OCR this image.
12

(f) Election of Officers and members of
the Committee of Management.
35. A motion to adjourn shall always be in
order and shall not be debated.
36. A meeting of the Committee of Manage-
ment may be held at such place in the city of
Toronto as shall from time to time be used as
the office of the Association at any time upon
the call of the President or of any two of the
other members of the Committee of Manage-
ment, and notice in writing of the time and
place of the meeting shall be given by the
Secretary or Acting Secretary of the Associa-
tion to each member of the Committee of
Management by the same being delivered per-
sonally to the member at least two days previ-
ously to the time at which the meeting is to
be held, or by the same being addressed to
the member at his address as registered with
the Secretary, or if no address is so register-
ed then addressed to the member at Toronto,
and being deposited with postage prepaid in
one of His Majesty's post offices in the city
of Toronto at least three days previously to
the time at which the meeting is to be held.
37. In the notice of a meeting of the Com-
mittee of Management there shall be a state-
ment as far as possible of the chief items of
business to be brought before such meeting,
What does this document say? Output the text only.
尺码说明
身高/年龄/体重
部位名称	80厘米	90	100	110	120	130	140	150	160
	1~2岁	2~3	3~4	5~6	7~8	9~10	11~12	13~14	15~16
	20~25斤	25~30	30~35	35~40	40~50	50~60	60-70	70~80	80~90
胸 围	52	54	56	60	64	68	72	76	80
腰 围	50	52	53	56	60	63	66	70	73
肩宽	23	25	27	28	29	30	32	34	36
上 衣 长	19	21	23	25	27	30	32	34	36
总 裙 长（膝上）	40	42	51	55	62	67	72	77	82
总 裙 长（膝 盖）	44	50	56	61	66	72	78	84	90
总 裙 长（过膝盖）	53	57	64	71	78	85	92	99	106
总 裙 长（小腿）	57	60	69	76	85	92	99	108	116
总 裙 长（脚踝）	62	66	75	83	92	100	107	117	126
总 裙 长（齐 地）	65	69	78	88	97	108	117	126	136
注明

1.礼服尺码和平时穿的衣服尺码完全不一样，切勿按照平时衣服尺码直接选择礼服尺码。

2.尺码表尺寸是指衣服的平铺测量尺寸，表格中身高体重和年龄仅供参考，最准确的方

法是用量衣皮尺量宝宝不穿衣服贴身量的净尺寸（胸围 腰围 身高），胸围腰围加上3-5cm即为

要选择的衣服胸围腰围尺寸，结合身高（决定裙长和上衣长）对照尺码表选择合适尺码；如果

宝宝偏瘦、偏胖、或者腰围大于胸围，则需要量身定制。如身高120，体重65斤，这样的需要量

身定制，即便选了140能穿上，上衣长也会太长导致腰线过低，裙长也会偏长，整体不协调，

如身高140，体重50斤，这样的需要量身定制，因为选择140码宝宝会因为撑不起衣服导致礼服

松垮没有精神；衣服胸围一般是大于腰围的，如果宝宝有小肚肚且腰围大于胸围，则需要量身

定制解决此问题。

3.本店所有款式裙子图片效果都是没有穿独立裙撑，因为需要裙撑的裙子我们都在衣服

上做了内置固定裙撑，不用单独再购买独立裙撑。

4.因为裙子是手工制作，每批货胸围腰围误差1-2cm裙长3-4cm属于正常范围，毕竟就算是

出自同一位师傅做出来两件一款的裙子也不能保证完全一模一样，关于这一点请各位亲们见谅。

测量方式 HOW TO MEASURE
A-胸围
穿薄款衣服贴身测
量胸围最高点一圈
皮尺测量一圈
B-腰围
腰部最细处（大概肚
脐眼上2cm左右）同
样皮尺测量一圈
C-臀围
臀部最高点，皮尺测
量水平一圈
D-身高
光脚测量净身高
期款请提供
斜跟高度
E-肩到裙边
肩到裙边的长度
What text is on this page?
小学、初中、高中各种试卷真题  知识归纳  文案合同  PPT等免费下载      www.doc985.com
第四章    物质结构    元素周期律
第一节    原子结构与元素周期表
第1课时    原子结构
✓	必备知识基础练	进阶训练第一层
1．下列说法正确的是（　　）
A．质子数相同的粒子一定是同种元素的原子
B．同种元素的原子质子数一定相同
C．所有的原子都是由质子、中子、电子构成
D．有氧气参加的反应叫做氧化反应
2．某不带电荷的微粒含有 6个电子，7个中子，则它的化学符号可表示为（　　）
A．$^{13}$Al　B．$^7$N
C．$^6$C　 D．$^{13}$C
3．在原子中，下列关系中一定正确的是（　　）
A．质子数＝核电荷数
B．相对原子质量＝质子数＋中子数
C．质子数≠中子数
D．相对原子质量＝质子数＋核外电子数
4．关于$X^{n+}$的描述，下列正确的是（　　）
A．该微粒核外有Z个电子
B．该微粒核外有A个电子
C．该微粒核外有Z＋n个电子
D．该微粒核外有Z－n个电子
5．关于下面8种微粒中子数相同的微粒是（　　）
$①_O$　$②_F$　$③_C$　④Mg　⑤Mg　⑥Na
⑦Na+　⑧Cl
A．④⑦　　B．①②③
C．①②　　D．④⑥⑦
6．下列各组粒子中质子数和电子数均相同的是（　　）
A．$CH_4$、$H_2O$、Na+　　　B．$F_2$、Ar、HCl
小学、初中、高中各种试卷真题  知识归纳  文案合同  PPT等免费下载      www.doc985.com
***
**Given exercise:** Write out the entries above word for word.

**Response to the task:**
OCR this image.
12

(f) Election of Officers and members of
the Committee of Management.
35. A motion to adjourn shall always be in
order and shall not be debated.
36. A meeting of the Committee of Manage-
ment may be held at such place in the city of
Toronto as shall from time to time be used as
the office of the Association at any time upon
the call of the President or of any two of the
other members of the Committee of Manage-
ment, and notice in writing of the time and
place of the meeting shall be given by the
Secretary or Acting Secretary of the Associa-
tion to each member of the Committee of
Management by the same being delivered per-
sonally to the member at least two days previ-
ously to the time at which the meeting is to
be held, or by the same being addressed to
the member at his address as registered with
the Secretary, or if no address is so register-
ed then addressed to the member at Toronto,
and being deposited with postage prepaid in
one of His Majesty's post offices in the city
of Toronto at least three days previously to
the time at which the meeting is to be held.
37. In the notice of a meeting of the Com-
mittee of Management there shall be a state-
ment as far as possible of the chief items of
business to be brought before such meeting,
What does this document say? Output the text only.
尺码说明
身高/年龄/体重
部位名称	80厘米	90	100	110	120	130	140	150	160
	1~2岁	2~3	3~4	5~6	7~8	9~10	11~12	13~14	15~16
	20~25斤	25~30	30~35	35~40	40~50	50~60	60-70	70~80	80~90
胸 围	52	54	56	60	64	68	72	76	80
腰 围	50	52	53	56	60	63	66	70	73
肩宽	23	25	27	28	29	30	32	34	36
上 衣 长	19	21	23	25	27	30	32	34	36
总 裙 长（膝上）	40	42	51	55	62	67	72	77	82
总 裙 长（膝 盖）	44	50	56	61	66	72	78	84	90
总 裙 长（过膝盖）	53	57	64	71	78	85	92	99	106
总 裙 长（小腿）	57	60	69	76	85	92	99	108	116
总 裙 长（脚踝）	62	66	75	83	92	100	107	117	126
总 裙 长（齐 地）	65	69	78	88	97	108	117	126	136
注明

1.礼服尺码和平时穿的衣服尺码完全不一样，切勿按照平时衣服尺码直接选择礼服尺码。

2.尺码表尺寸是指衣服的平铺测量尺寸，表格中身高体重和年龄仅供参考，最准确的方

法是用量衣皮尺量宝宝不穿衣服贴身量的净尺寸（胸围 腰围 身高），胸围腰围加上3-5cm即为

要选择的衣服胸围腰围尺寸，结合身高（决定裙长和上衣长）对照尺码表选择合适尺码；如果

宝宝偏瘦、偏胖、或者腰围大于胸围，则需要量身定制。如身高120，体重65斤，这样的需要量

身定制，即便选了140能穿上，上衣长也会太长导致腰线过低，裙长也会偏长，整体不协调，

如身高140，体重50斤，这样的需要量身定制，因为选择140码宝宝会因为撑不起衣服导致礼服

松垮没有精神；衣服胸围一般是大于腰围的，如果宝宝有小肚肚且腰围大于胸围，则需要量身

定制解决此问题。

3.本店所有款式裙子图片效果都是没有穿独立裙撑，因为需要裙撑的裙子我们都在衣服

上做了内置固定裙撑，不用单独再购买独立裙撑。

4.因为裙子是手工制作，每批货胸围腰围误差1-2cm裙长3-4cm属于正常范围，毕竟就算是

出自同一位师傅做出来两件一款的裙子也不能保证完全一模一样，关于这一点请各位亲们见谅。

测量方式 HOW TO MEASURE
A-胸围
穿薄款衣服贴身测
量胸围最高点一圈
皮尺测量一圈
B-腰围
腰部最细处（大概肚
脐眼上2cm左右）同
样皮尺测量一圈
C-臀围
臀部最高点，皮尺测
量水平一圈
D-身高
光脚测量净身高
期款请提供
斜跟高度
E-肩到裙边
肩到裙边的长度
What text is on this page?
小学、初中、高中各种试卷真题  知识归纳  文案合同  PPT等免费下载      www.doc985.com
第四章    物质结构    元素周期律
第一节    原子结构与元素周期表
第1课时    原子结构
✓	必备知识基础练	进阶训练第一层
1．下列说法正确的是（　　）
A．质子数相同的粒子一定是同种元素的原子
B．同种元素的原子质子数一定相同
C．所有的原子都是由质子、中子、电子构成
D．有氧气参加的反应叫做氧化反应
2．某不带电荷的微粒含有 6个电子，7个中子，则它的化学符号可表示为（　　）
A．$^{13}$Al　B．$^7$N
C．$^6$C　 D．$^{13}$C
3．在原子中，下列关系中一定正确的是（　　）
A．质子数＝核电荷数
B．相对原子质量＝质子数＋中子数
C．质子数≠中子数
D．相对原子质量＝质子数＋核外电子数
4．关于$X^{n+}$的描述，下列正确的是（　　）
A．该微粒核外有Z个电子
B．该微粒核外有A个电子
C．该微粒核外有Z＋n个电子
D．该微粒核外有Z－n个电子
5．关于下面8种微粒中子数相同的微粒是（　　）
$①_O$　$②_F$　$③_C$　④Mg　⑤Mg　⑥Na
⑦Na+　⑧Cl
A．④⑦　　B．①②③
C．①②　　D．④⑥⑦
6．下列各组粒子中质子数和电子数均相同的是（　　）
A．$CH_4$、$H_2O$、Na+　　　B．$F_2$、Ar、HCl
小学、初中、高中各种试卷真题  知识归纳  文案合同  PPT等免费下载      www.doc985.com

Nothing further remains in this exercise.